## Requirement
Reproduce the listing below without any change.

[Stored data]
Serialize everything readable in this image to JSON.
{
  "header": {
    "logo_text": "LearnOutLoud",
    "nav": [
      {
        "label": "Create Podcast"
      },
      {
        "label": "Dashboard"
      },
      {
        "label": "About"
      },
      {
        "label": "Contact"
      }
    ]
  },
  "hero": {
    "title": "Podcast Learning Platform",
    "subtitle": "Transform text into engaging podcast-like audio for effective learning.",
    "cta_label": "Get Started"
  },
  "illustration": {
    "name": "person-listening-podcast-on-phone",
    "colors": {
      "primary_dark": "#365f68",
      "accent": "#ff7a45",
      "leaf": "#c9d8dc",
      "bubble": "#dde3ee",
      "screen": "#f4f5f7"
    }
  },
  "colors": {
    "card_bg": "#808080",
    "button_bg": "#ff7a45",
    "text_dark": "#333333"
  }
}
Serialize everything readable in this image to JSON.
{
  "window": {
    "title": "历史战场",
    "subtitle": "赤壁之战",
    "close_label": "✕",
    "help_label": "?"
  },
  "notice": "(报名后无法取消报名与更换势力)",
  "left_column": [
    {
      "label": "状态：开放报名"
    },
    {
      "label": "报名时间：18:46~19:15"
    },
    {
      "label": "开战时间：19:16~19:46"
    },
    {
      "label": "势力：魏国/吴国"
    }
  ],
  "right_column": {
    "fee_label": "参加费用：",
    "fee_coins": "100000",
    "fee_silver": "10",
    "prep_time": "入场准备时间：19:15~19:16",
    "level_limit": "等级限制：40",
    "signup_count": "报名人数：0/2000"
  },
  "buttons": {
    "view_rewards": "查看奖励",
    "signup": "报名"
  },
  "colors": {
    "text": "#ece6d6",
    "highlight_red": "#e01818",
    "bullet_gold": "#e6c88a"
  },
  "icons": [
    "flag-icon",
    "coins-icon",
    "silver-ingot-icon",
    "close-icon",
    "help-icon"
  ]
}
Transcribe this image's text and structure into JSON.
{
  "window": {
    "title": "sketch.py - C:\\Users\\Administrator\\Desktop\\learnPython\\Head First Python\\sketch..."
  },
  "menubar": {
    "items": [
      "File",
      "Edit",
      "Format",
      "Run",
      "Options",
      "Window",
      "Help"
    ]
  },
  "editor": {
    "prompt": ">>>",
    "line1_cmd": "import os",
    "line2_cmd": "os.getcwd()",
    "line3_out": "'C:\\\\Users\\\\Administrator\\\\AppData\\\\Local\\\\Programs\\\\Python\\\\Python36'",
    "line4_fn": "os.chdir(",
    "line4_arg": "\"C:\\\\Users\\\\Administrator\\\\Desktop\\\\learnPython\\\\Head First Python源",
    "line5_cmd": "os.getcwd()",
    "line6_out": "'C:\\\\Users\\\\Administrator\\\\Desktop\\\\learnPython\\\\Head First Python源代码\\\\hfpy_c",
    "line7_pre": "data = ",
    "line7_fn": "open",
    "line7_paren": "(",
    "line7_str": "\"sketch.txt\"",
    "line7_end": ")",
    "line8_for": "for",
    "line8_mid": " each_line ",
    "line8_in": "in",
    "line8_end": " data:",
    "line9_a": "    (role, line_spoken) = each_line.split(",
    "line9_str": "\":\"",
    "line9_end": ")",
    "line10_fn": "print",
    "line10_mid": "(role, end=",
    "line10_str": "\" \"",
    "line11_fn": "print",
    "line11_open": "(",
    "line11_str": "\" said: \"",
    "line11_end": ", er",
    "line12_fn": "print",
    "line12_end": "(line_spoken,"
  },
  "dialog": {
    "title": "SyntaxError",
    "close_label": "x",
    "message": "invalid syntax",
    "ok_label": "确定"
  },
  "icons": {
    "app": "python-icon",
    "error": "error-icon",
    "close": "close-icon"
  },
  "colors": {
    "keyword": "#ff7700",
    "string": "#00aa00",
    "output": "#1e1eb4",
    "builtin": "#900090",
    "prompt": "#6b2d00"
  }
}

## Complete output
Serialize everything readable in this image to JSON.
{
  "header": {
    "logo_text": "LearnOutLoud",
    "nav": [
      {
        "label": "Create Podcast"
      },
      {
        "label": "Dashboard"
      },
      {
        "label": "About"
      },
      {
        "label": "Contact"
      }
    ]
  },
  "hero": {
    "title": "Podcast Learning Platform",
    "subtitle": "Transform text into engaging podcast-like audio for effective learning.",
    "cta_label": "Get Started"
  },
  "illustration": {
    "name": "person-listening-podcast-on-phone",
    "colors": {
      "primary_dark": "#365f68",
      "accent": "#ff7a45",
      "leaf": "#c9d8dc",
      "bubble": "#dde3ee",
      "screen": "#f4f5f7"
    }
  },
  "colors": {
    "card_bg": "#808080",
    "button_bg": "#ff7a45",
    "text_dark": "#333333"
  }
}
Serialize everything readable in this image to JSON.
{
  "window": {
    "title": "历史战场",
    "subtitle": "赤壁之战",
    "close_label": "✕",
    "help_label": "?"
  },
  "notice": "(报名后无法取消报名与更换势力)",
  "left_column": [
    {
      "label": "状态：开放报名"
    },
    {
      "label": "报名时间：18:46~19:15"
    },
    {
      "label": "开战时间：19:16~19:46"
    },
    {
      "label": "势力：魏国/吴国"
    }
  ],
  "right_column": {
    "fee_label": "参加费用：",
    "fee_coins": "100000",
    "fee_silver": "10",
    "prep_time": "入场准备时间：19:15~19:16",
    "level_limit": "等级限制：40",
    "signup_count": "报名人数：0/2000"
  },
  "buttons": {
    "view_rewards": "查看奖励",
    "signup": "报名"
  },
  "colors": {
    "text": "#ece6d6",
    "highlight_red": "#e01818",
    "bullet_gold": "#e6c88a"
  },
  "icons": [
    "flag-icon",
    "coins-icon",
    "silver-ingot-icon",
    "close-icon",
    "help-icon"
  ]
}
Transcribe this image's text and structure into JSON.
{
  "window": {
    "title": "sketch.py - C:\\Users\\Administrator\\Desktop\\learnPython\\Head First Python\\sketch..."
  },
  "menubar": {
    "items": [
      "File",
      "Edit",
      "Format",
      "Run",
      "Options",
      "Window",
      "Help"
    ]
  },
  "editor": {
    "prompt": ">>>",
    "line1_cmd": "import os",
    "line2_cmd": "os.getcwd()",
    "line3_out": "'C:\\\\Users\\\\Administrator\\\\AppData\\\\Local\\\\Programs\\\\Python\\\\Python36'",
    "line4_fn": "os.chdir(",
    "line4_arg": "\"C:\\\\Users\\\\Administrator\\\\Desktop\\\\learnPython\\\\Head First Python源",
    "line5_cmd": "os.getcwd()",
    "line6_out": "'C:\\\\Users\\\\Administrator\\\\Desktop\\\\learnPython\\\\Head First Python源代码\\\\hfpy_c",
    "line7_pre": "data = ",
    "line7_fn": "open",
    "line7_paren": "(",
    "line7_str": "\"sketch.txt\"",
    "line7_end": ")",
    "line8_for": "for",
    "line8_mid": " each_line ",
    "line8_in": "in",
    "line8_end": " data:",
    "line9_a": "    (role, line_spoken) = each_line.split(",
    "line9_str": "\":\"",
    "line9_end": ")",
    "line10_fn": "print",
    "line10_mid": "(role, end=",
    "line10_str": "\" \"",
    "line11_fn": "print",
    "line11_open": "(",
    "line11_str": "\" said: \"",
    "line11_end": ", er",
    "line12_fn": "print",
    "line12_end": "(line_spoken,"
  },
  "dialog": {
    "title": "SyntaxError",
    "close_label": "x",
    "message": "invalid syntax",
    "ok_label": "确定"
  },
  "icons": {
    "app": "python-icon",
    "error": "error-icon",
    "close": "close-icon"
  },
  "colors": {
    "keyword": "#ff7700",
    "string": "#00aa00",
    "output": "#1e1eb4",
    "builtin": "#900090",
    "prompt": "#6b2d00"
  }
}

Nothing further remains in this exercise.